Written exercise: Using the entries that follow, collect the lines where the word "color" appears.

Record extracts:

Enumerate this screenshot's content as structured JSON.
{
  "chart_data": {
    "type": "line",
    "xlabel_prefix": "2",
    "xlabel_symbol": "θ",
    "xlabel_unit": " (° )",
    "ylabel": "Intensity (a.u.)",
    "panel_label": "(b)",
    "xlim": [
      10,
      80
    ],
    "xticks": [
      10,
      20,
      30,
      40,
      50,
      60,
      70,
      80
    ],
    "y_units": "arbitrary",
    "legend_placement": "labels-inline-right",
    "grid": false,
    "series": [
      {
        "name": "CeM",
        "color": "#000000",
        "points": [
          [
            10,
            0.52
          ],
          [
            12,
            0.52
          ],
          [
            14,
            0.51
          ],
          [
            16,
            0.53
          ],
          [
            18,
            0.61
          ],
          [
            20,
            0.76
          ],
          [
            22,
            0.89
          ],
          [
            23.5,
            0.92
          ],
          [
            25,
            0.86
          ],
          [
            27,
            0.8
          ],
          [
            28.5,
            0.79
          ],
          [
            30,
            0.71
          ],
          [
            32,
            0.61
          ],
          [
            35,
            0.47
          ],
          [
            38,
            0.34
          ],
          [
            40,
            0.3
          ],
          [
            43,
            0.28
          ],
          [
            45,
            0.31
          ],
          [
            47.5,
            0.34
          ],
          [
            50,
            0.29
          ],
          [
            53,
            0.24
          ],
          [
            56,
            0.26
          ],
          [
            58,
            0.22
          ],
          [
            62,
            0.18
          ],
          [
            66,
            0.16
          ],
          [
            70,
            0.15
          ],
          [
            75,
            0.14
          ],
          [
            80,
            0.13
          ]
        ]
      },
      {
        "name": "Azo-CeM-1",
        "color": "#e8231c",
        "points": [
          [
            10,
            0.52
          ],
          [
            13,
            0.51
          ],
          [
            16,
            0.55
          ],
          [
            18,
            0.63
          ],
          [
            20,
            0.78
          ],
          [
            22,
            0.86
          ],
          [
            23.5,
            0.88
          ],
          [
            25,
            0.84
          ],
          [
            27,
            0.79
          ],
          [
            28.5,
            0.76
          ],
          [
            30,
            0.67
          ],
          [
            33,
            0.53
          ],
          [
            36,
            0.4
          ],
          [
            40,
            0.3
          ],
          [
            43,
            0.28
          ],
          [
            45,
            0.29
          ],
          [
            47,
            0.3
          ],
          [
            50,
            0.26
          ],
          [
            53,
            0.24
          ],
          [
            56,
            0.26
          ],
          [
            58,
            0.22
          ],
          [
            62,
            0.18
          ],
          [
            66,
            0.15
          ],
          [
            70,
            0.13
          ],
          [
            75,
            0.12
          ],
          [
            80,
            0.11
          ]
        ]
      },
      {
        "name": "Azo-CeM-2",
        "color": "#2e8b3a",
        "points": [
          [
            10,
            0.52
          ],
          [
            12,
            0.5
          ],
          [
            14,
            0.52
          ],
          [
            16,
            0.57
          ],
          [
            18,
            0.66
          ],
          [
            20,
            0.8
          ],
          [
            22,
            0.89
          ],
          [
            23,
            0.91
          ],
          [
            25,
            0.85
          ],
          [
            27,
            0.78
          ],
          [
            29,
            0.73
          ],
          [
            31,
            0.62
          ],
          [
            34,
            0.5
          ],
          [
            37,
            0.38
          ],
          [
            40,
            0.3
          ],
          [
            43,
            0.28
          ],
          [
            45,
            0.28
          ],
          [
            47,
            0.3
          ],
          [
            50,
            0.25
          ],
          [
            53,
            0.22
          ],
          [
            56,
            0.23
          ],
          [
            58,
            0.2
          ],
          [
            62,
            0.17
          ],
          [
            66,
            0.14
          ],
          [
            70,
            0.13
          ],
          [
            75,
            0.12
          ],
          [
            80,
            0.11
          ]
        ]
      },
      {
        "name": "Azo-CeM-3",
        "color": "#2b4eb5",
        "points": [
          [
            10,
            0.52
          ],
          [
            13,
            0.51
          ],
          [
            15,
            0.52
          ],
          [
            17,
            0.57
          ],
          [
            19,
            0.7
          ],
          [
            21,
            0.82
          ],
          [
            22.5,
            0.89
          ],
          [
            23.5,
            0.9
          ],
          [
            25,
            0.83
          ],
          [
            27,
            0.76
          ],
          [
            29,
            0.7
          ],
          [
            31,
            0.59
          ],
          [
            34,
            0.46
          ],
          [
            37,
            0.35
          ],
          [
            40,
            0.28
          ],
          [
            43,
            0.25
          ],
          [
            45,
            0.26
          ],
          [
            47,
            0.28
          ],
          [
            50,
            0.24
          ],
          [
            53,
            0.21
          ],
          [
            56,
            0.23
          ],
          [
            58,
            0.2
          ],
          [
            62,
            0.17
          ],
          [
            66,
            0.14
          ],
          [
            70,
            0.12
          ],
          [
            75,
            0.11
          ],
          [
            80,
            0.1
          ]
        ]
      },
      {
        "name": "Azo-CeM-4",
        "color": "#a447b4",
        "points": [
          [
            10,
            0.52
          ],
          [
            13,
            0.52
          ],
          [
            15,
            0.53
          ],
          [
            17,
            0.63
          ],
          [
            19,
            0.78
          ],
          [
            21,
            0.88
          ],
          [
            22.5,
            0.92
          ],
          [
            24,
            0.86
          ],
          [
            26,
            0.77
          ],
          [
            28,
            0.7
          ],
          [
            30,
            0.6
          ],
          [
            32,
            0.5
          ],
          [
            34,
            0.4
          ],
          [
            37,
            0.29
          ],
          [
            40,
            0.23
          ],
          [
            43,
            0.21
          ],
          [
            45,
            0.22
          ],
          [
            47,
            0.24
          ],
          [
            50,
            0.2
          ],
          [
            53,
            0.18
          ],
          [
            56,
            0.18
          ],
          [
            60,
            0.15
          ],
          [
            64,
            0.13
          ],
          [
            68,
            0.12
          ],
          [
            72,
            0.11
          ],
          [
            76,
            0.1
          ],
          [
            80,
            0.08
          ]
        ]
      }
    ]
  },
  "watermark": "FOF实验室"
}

Written response:
        "color": "#000000",
        "color": "#e8231c",
        "color": "#2e8b3a",
        "color": "#2b4eb5",
        "color": "#a447b4",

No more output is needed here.